What to do
Report every line in the material below that contains the string "right", copying each such line in full.

Dataset extract
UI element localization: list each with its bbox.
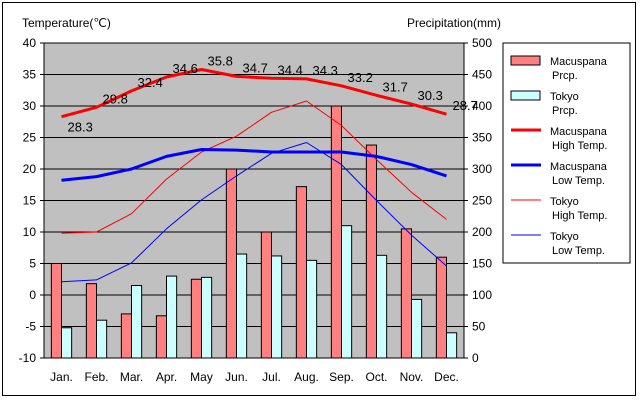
- bar-tokyo-prcp--11: [411, 298, 423, 359]
- legend: Macuspana Prcp. Tokyo Prcp. Macuspana High Te…: [502, 42, 631, 264]
- bar-tokyo-prcp--7: [271, 255, 283, 359]
- left-tick-label: 35: [23, 68, 37, 82]
- data-label: 32.4: [138, 75, 163, 90]
- bar-macuspana-prcp--2: [85, 283, 97, 359]
- bar-macuspana-prcp--3: [120, 313, 132, 359]
- left-tick-label: 30: [23, 99, 37, 113]
- bar-tokyo-prcp--2: [96, 319, 108, 359]
- legend-label: Tokyo: [550, 231, 579, 243]
- bar-tokyo-prcp--6: [236, 253, 248, 359]
- legend-swatch: [510, 90, 541, 101]
- left-tick-label: -5: [25, 320, 36, 334]
- data-label: 28.3: [68, 120, 93, 135]
- bar-tokyo-prcp--12: [446, 332, 458, 359]
- right-tick-label: 100: [472, 288, 492, 302]
- bar-tokyo-prcp--4: [166, 275, 178, 359]
- data-label: 29.8: [103, 91, 128, 106]
- right-tick-label: 250: [472, 194, 492, 208]
- bar-macuspana-prcp--9: [330, 105, 343, 359]
- bar-macuspana-prcp--1: [50, 263, 62, 359]
- x-tick-label: Mar.: [120, 370, 143, 384]
- line-tokyo-high-temp-: [61, 100, 447, 234]
- line-tokyo-low-temp-: [61, 142, 447, 283]
- data-label: 33.2: [348, 70, 373, 85]
- x-tick-label: Jun.: [225, 370, 248, 384]
- data-label: 34.7: [243, 60, 268, 75]
- x-tick-label: May: [190, 370, 213, 384]
- bar-macuspana-prcp--10: [365, 144, 378, 359]
- bar-macuspana-prcp--7: [260, 231, 273, 359]
- bar-macuspana-prcp--11: [400, 228, 413, 359]
- line-macuspana-high-temp-: [61, 68, 447, 119]
- bar-macuspana-prcp--8: [295, 186, 308, 359]
- left-tick-label: 20: [23, 162, 37, 176]
- line-macuspana-low-temp-: [61, 148, 447, 182]
- temperature-lines: [61, 68, 447, 283]
- left-tick-label: 40: [23, 36, 37, 50]
- legend-swatch: [510, 55, 541, 66]
- right-tick-label: 200: [472, 225, 492, 239]
- data-label: 34.6: [173, 61, 198, 76]
- right-tick-label: 300: [472, 162, 492, 176]
- data-label: 31.7: [383, 79, 408, 94]
- bar-macuspana-prcp--5: [190, 278, 203, 359]
- right-tick-label: 0: [472, 351, 479, 365]
- left-axis-title: Temperature(℃): [22, 16, 111, 30]
- legend-label: Tokyo: [550, 91, 579, 103]
- x-tick-label: Jan.: [50, 370, 73, 384]
- legend-label: Tokyo: [550, 196, 579, 208]
- x-tick-label: Dec.: [434, 370, 459, 384]
- right-tick-label: 350: [472, 131, 492, 145]
- right-tick-label: 500: [472, 36, 492, 50]
- data-label: 35.8: [208, 53, 233, 68]
- axes: 4035302520151050-5-105004504003503002502…: [19, 36, 493, 384]
- right-tick-label: 150: [472, 257, 492, 271]
- data-label: 34.4: [278, 62, 303, 77]
- legend-label: High Temp.: [552, 210, 607, 222]
- x-tick-label: Apr.: [156, 370, 177, 384]
- right-tick-label: 50: [472, 320, 486, 334]
- x-tick-label: Jul.: [262, 370, 281, 384]
- data-label: 34.3: [313, 63, 338, 78]
- legend-box: [502, 42, 631, 264]
- legend-label: Low Temp.: [552, 175, 605, 187]
- x-tick-label: Aug.: [294, 370, 319, 384]
- legend-label: Prcp.: [552, 70, 578, 82]
- legend-label: Macuspana: [550, 161, 608, 173]
- x-tick-label: Oct.: [365, 370, 387, 384]
- bar-macuspana-prcp--4: [155, 315, 168, 359]
- legend-label: Prcp.: [552, 105, 578, 117]
- data-labels: 28.3 29.8 32.4 34.6 35.8 34.7 34.4 34.3 33.2 31.7…: [68, 53, 478, 134]
- left-tick-label: 25: [23, 131, 37, 145]
- data-label: 30.3: [418, 88, 443, 103]
- left-tick-label: 0: [29, 288, 36, 302]
- right-tick-label: 400: [472, 99, 492, 113]
- legend-label: Macuspana: [550, 126, 608, 138]
- bar-macuspana-prcp--6: [225, 168, 238, 359]
- x-tick-label: Sep.: [329, 370, 354, 384]
- left-tick-label: 5: [29, 257, 36, 271]
- right-axis-title: Precipitation(mm): [407, 16, 501, 30]
- legend-label: High Temp.: [552, 140, 607, 152]
- x-tick-label: Nov.: [400, 370, 424, 384]
- bar-tokyo-prcp--5: [201, 276, 213, 359]
- left-tick-label: 10: [23, 225, 37, 239]
- gridlines: [44, 74, 464, 327]
- bar-tokyo-prcp--8: [306, 259, 318, 359]
- bar-tokyo-prcp--3: [131, 285, 143, 359]
- left-tick-label: 15: [23, 194, 37, 208]
- left-tick-label: -10: [19, 351, 37, 365]
- x-tick-label: Feb.: [84, 370, 108, 384]
- legend-label: Low Temp.: [552, 245, 605, 257]
- bar-macuspana-prcp--12: [435, 256, 448, 359]
- bar-tokyo-prcp--10: [376, 254, 388, 359]
- bar-tokyo-prcp--9: [341, 225, 353, 359]
- right-tick-label: 450: [472, 68, 492, 82]
- bar-tokyo-prcp--1: [61, 327, 73, 359]
- legend-label: Macuspana: [550, 56, 608, 68]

Problem solution
- right-tick-label: 100: [472, 288, 492, 302]
- right-tick-label: 250: [472, 194, 492, 208]
- right-tick-label: 200: [472, 225, 492, 239]
- right-tick-label: 300: [472, 162, 492, 176]
- right-tick-label: 0: [472, 351, 479, 365]
- right-tick-label: 350: [472, 131, 492, 145]
- right-tick-label: 500: [472, 36, 492, 50]
- right-tick-label: 150: [472, 257, 492, 271]
- right-tick-label: 50: [472, 320, 486, 334]
- right-tick-label: 400: [472, 99, 492, 113]
- right-axis-title: Precipitation(mm): [407, 16, 501, 30]
- right-tick-label: 450: [472, 68, 492, 82]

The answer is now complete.